Working data:
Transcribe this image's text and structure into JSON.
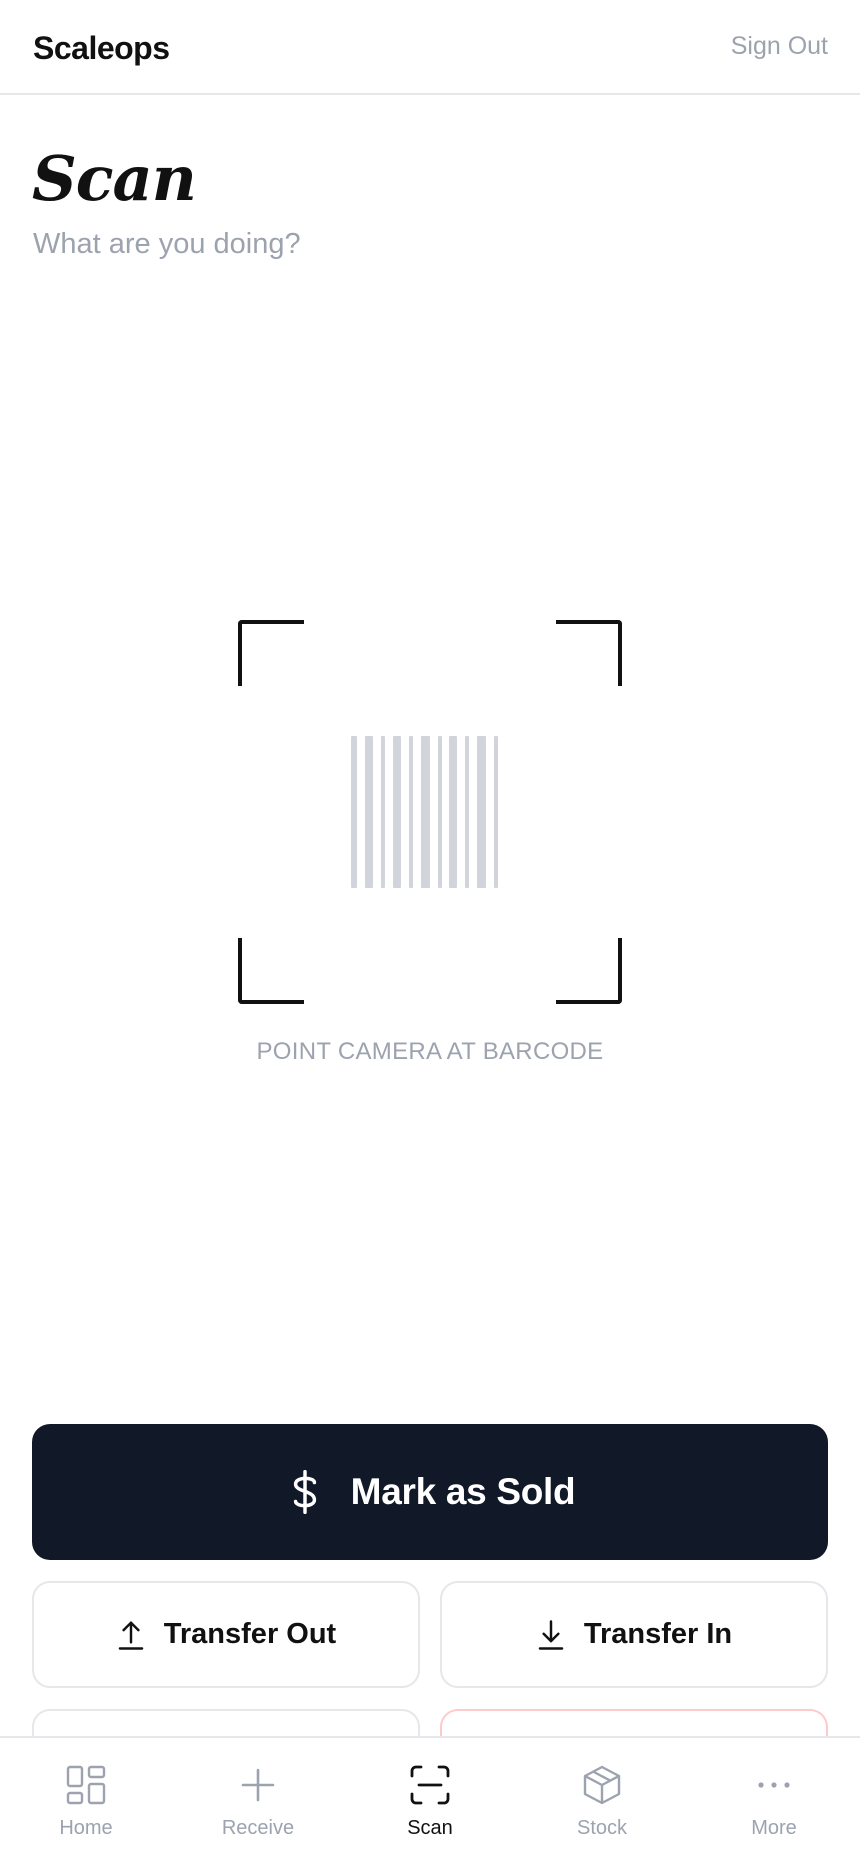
{
  "header": {
    "brand": "Scaleops",
    "sign_out": "Sign Out"
  },
  "page": {
    "title": "Scan",
    "subtitle": "What are you doing?"
  },
  "scanner": {
    "hint": "POINT CAMERA AT BARCODE",
    "icon": "barcode-icon"
  },
  "actions": {
    "primary": {
      "label": "Mark as Sold",
      "icon": "dollar-icon"
    },
    "transfer_out": {
      "label": "Transfer Out",
      "icon": "arrow-up-icon"
    },
    "transfer_in": {
      "label": "Transfer In",
      "icon": "arrow-down-icon"
    }
  },
  "nav": {
    "items": [
      {
        "label": "Home",
        "icon": "grid-icon",
        "active": false
      },
      {
        "label": "Receive",
        "icon": "plus-icon",
        "active": false
      },
      {
        "label": "Scan",
        "icon": "scan-icon",
        "active": true
      },
      {
        "label": "Stock",
        "icon": "box-icon",
        "active": false
      },
      {
        "label": "More",
        "icon": "more-icon",
        "active": false
      }
    ]
  },
  "colors": {
    "primary": "#111827",
    "muted_text": "#9ca3af",
    "border": "#e5e7eb",
    "danger_border": "#fecaca"
  }
}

What you have to do: Make an exact copy of the data above, pictures excluded.

Completed task:
Transcribe this image's text and structure into JSON.
{
  "header": {
    "brand": "Scaleops",
    "sign_out": "Sign Out"
  },
  "page": {
    "title": "Scan",
    "subtitle": "What are you doing?"
  },
  "scanner": {
    "hint": "POINT CAMERA AT BARCODE",
    "icon": "barcode-icon"
  },
  "actions": {
    "primary": {
      "label": "Mark as Sold",
      "icon": "dollar-icon"
    },
    "transfer_out": {
      "label": "Transfer Out",
      "icon": "arrow-up-icon"
    },
    "transfer_in": {
      "label": "Transfer In",
      "icon": "arrow-down-icon"
    }
  },
  "nav": {
    "items": [
      {
        "label": "Home",
        "icon": "grid-icon",
        "active": false
      },
      {
        "label": "Receive",
        "icon": "plus-icon",
        "active": false
      },
      {
        "label": "Scan",
        "icon": "scan-icon",
        "active": true
      },
      {
        "label": "Stock",
        "icon": "box-icon",
        "active": false
      },
      {
        "label": "More",
        "icon": "more-icon",
        "active": false
      }
    ]
  },
  "colors": {
    "primary": "#111827",
    "muted_text": "#9ca3af",
    "border": "#e5e7eb",
    "danger_border": "#fecaca"
  }
}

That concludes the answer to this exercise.